*Records supplied*.
# # # # #
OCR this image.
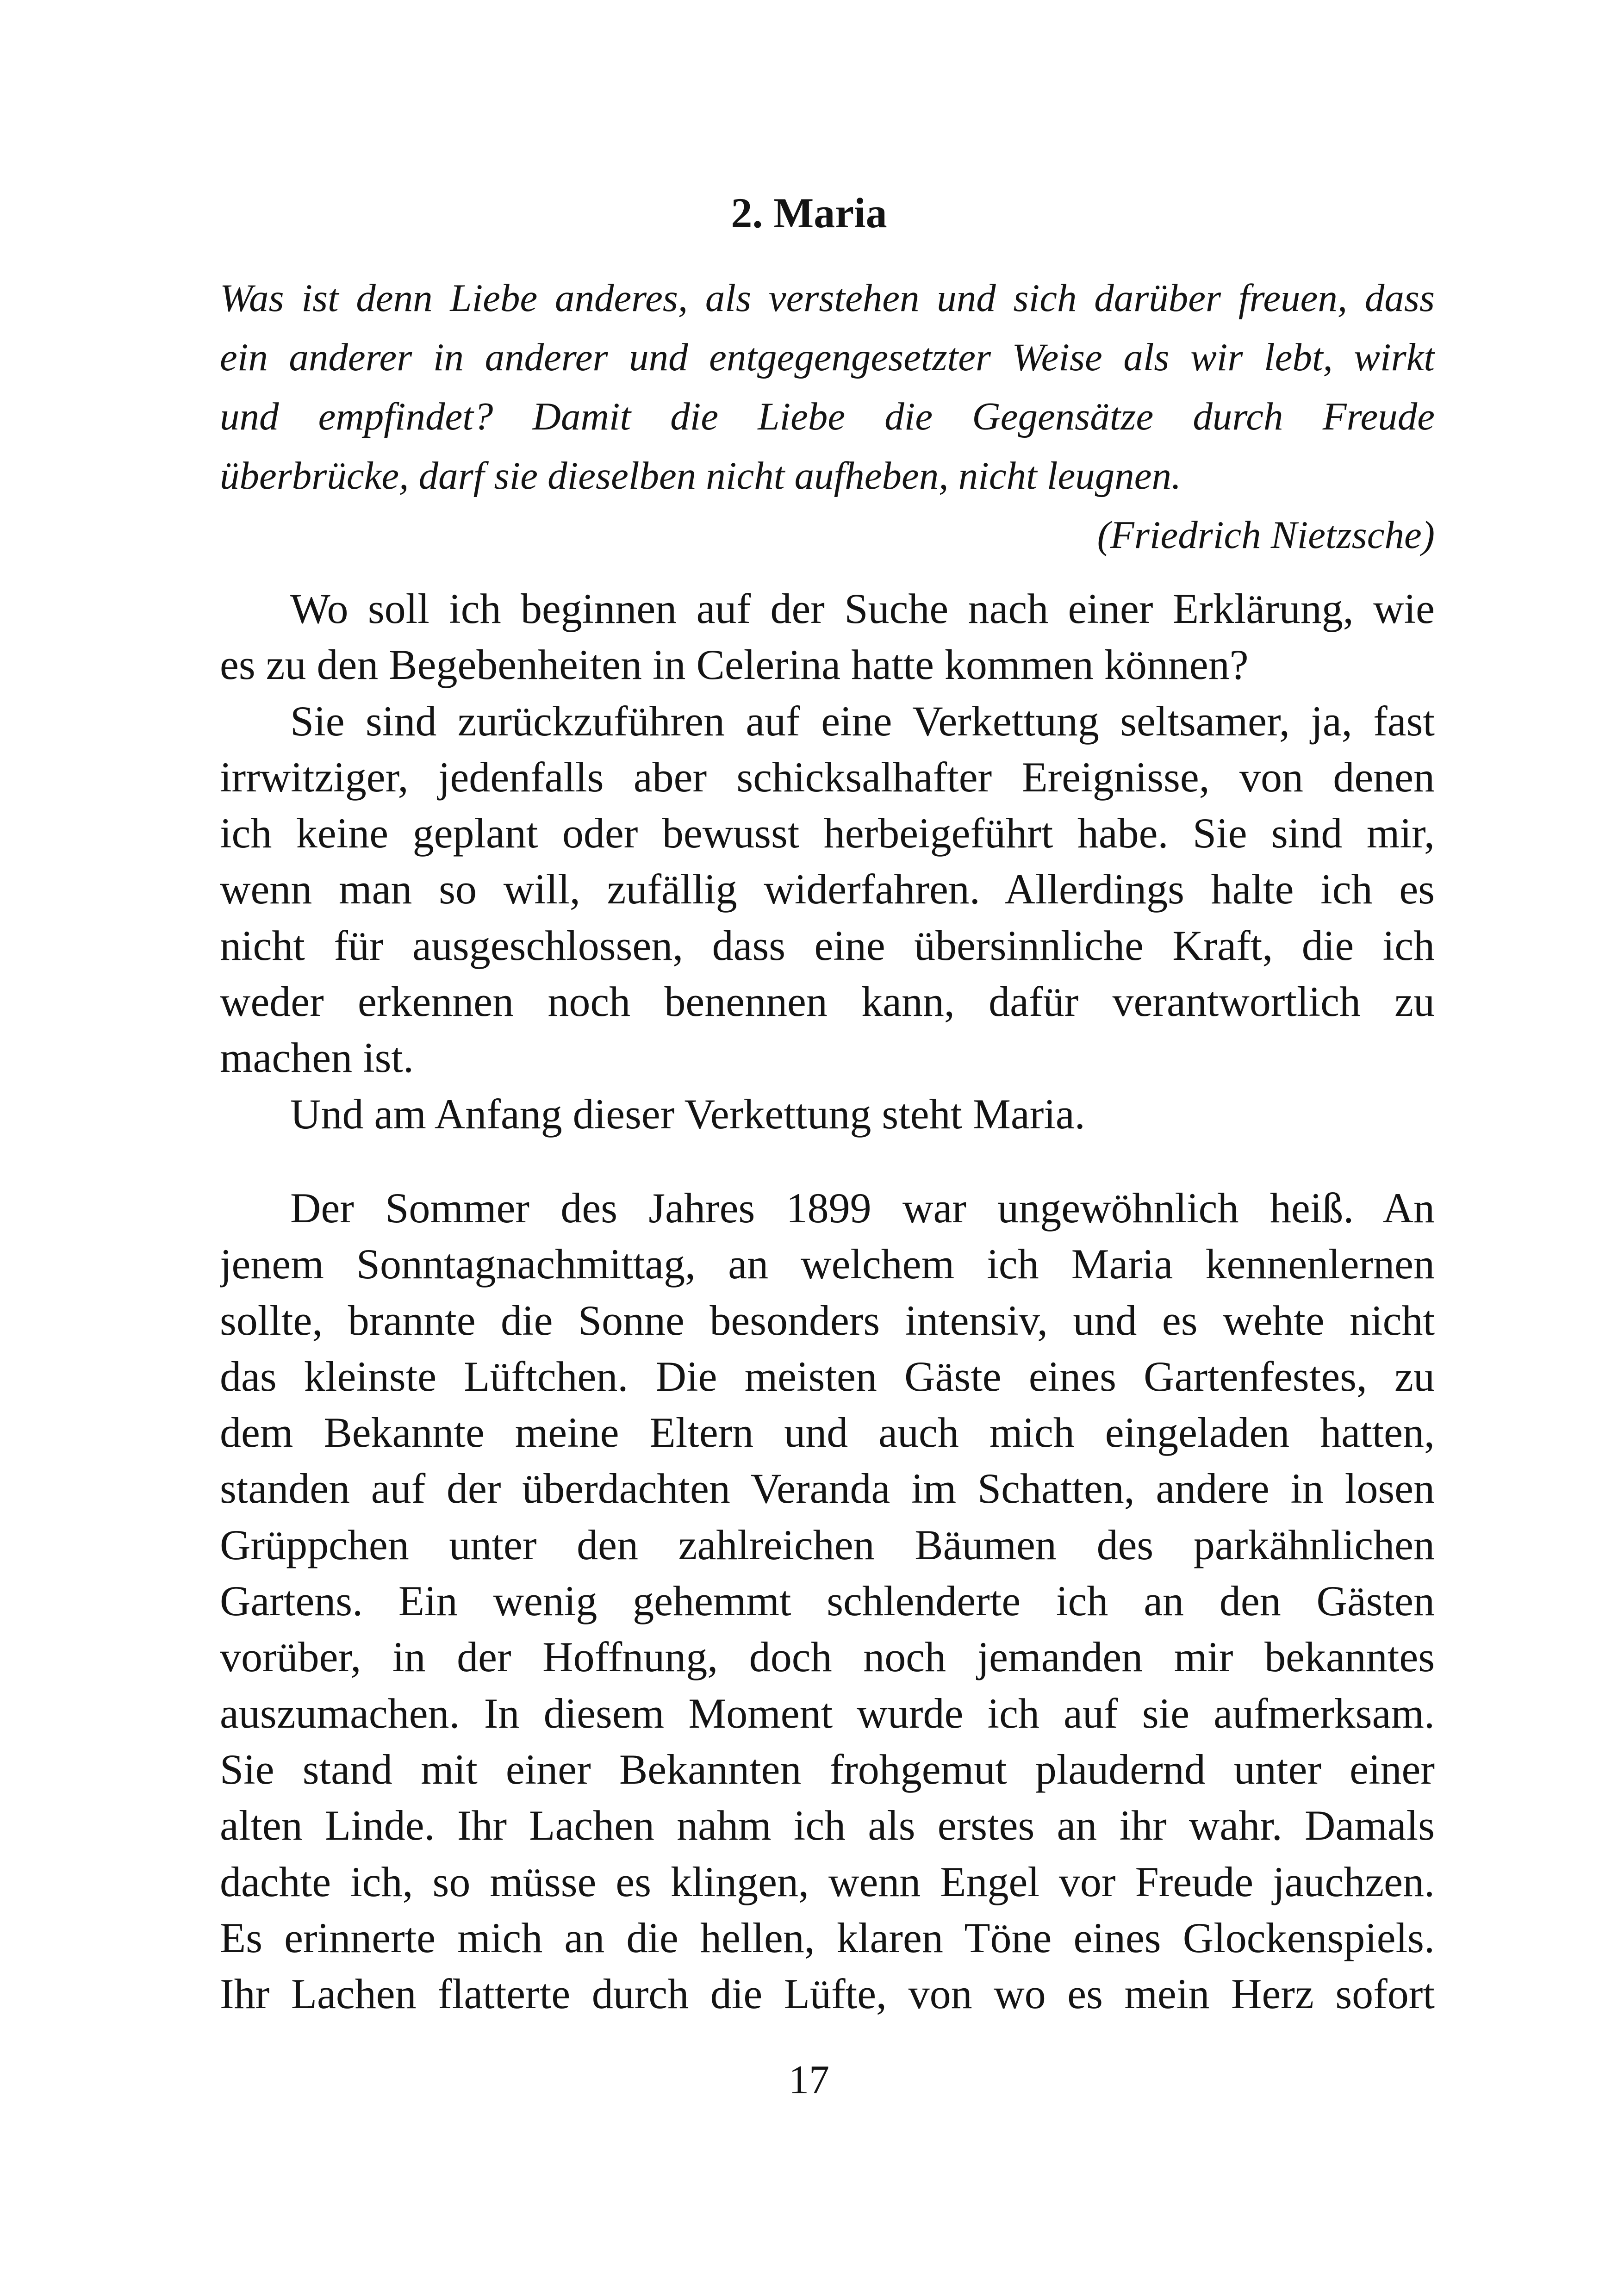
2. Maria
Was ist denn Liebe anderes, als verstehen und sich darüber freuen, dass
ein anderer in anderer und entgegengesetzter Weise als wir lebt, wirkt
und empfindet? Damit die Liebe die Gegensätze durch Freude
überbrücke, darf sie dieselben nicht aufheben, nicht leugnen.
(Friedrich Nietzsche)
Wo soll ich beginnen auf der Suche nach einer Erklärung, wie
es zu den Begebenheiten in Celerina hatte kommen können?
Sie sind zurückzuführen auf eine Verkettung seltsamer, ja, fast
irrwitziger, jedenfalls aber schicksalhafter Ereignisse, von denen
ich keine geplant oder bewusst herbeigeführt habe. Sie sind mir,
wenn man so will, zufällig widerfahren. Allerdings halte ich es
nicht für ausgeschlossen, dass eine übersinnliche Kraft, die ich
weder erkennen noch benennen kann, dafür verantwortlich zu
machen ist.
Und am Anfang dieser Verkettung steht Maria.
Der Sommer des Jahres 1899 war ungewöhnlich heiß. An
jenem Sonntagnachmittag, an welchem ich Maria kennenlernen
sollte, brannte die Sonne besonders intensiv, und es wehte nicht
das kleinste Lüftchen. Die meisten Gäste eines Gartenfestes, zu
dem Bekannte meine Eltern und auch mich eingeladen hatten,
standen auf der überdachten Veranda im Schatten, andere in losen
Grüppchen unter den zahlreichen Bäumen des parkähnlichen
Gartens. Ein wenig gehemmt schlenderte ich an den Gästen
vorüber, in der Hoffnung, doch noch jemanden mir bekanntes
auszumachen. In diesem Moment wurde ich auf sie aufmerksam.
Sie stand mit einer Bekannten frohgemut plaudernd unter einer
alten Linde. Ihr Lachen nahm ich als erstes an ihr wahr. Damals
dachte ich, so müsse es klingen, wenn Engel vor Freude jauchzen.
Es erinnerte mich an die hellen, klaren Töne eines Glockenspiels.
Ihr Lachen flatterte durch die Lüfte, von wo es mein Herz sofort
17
# # # # #
*Task prompt*. Using the records above, pull out each line where the word "nicht" occurs.

*Reply*.
überbrücke, darf sie dieselben nicht aufheben, nicht leugnen.
nicht für ausgeschlossen, dass eine übersinnliche Kraft, die ich
sollte, brannte die Sonne besonders intensiv, und es wehte nicht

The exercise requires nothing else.